The challenge isn’t calling different APIs. That’s just HTTP. The challenge is that every model has different input formats, resolution constraints, generation times, pricing structures, and failure modes. Flux wants aspect ratios. Stable Diffusion wants exact pixel dimensions. Some models accept negative prompts. Others ignore them. Response times range from two seconds to two minutes.

We built a model adapter layer that normalizes all of this behind a consistent interface:

class Generation::Orchestrator
  def generate(prompt:, model:, params: {})
    adapter = ModelRegistry.adapter_for(model)
    normalized = adapter.normalize_params(params)
    
    adapter.validate!(normalized)
    
    result = with_retry(adapter.retry_policy) do
      adapter.generate(prompt: prompt, **normalized)
    end
    
    PostProcessor.new(result, target: params[:output_format]).process
  end
end

Each adapter handles its model’s quirks. The orchestrator doesn’t care whether it’s talking to a local GPU cluster or a remote API. New models get added by writing an adapter — we’ve shipped twelve since launch without touching the core generation code.

Real-Time Generation Updates

Users expect to see their image appear, not stare at a spinner for thirty seconds. Some models stream intermediate results. Others return nothing until they’re done. We needed a unified real-time experience regardless of the model.

We use Action Cable with a generation-specific channel that handles both streaming and polling models:

class GenerationChannel < ApplicationCable::Channel
  def subscribed
    stream_for current_user
  end

  def self.broadcast_progress(user, generation)
    broadcast_to(user, {
      id: generation.id,
      status: generation.status,
      progress: generation.progress_percentage,
      preview_url: generation.preview_url,
      final_url: generation.completed? ? generation.result_url : nil
    })
  end
end

For streaming models, we push preview frames as they arrive. For non-streaming models, the background job polls the provider and broadcasts progress estimates based on historical timing data. The frontend doesn’t know the difference — it just renders whatever comes down the socket.

[Annotated region listings]

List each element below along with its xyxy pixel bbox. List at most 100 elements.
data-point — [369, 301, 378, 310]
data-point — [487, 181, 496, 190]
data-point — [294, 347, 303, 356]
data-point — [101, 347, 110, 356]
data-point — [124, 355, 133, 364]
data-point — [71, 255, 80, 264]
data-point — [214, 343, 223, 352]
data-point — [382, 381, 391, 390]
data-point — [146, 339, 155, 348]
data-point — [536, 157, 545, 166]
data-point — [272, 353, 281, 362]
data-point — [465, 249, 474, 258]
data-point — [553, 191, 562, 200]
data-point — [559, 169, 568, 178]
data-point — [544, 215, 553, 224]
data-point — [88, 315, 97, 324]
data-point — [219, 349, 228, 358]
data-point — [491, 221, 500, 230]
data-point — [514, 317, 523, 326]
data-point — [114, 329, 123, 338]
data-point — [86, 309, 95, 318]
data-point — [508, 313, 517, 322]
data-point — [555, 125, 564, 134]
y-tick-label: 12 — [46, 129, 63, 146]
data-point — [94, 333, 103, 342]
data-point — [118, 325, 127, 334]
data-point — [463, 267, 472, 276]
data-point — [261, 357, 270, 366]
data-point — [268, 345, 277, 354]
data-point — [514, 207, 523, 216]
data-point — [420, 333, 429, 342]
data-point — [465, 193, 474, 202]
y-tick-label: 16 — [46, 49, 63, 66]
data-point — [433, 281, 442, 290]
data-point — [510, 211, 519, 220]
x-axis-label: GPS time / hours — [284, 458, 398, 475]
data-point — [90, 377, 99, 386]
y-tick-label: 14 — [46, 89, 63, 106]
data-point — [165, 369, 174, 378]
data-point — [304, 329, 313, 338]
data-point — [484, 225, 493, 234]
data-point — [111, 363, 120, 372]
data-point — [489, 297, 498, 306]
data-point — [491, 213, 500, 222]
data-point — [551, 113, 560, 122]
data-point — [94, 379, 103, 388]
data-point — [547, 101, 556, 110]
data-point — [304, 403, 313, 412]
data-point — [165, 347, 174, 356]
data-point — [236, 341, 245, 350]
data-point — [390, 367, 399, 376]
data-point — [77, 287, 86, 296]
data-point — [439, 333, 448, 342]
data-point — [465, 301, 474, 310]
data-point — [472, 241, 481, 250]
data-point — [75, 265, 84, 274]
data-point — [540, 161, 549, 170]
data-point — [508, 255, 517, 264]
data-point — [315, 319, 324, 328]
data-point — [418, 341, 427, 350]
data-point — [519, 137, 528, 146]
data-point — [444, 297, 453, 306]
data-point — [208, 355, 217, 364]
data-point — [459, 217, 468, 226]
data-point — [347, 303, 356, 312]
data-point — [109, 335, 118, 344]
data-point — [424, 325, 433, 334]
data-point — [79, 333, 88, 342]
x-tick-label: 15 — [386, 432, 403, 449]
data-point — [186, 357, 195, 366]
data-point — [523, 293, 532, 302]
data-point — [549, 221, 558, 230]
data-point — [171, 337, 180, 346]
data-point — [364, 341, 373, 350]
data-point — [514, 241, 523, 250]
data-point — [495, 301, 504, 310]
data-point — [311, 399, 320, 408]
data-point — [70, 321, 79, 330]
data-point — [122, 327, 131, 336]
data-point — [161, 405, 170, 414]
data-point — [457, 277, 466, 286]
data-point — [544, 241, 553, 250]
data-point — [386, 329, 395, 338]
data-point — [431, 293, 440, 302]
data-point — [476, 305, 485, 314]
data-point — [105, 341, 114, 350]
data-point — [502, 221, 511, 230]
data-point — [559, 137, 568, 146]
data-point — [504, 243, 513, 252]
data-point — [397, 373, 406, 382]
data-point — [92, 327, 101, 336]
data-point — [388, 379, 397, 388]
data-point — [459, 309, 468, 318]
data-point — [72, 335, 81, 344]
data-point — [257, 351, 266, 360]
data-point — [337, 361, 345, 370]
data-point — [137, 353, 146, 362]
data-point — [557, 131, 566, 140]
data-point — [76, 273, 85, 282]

# Stated exercise 1
According to the passage on image model orchestration, how many models have been shipped since launch without touching the core generation code?
# Stated exercise 2
List every way the passage on image model orchestration says the models differ from one another, as named in its first paragraph.

# Task output 1
Twelve.

# Task output 2
- Input formats
- Resolution constraints
- Generation times
- Pricing structures
- Failure modes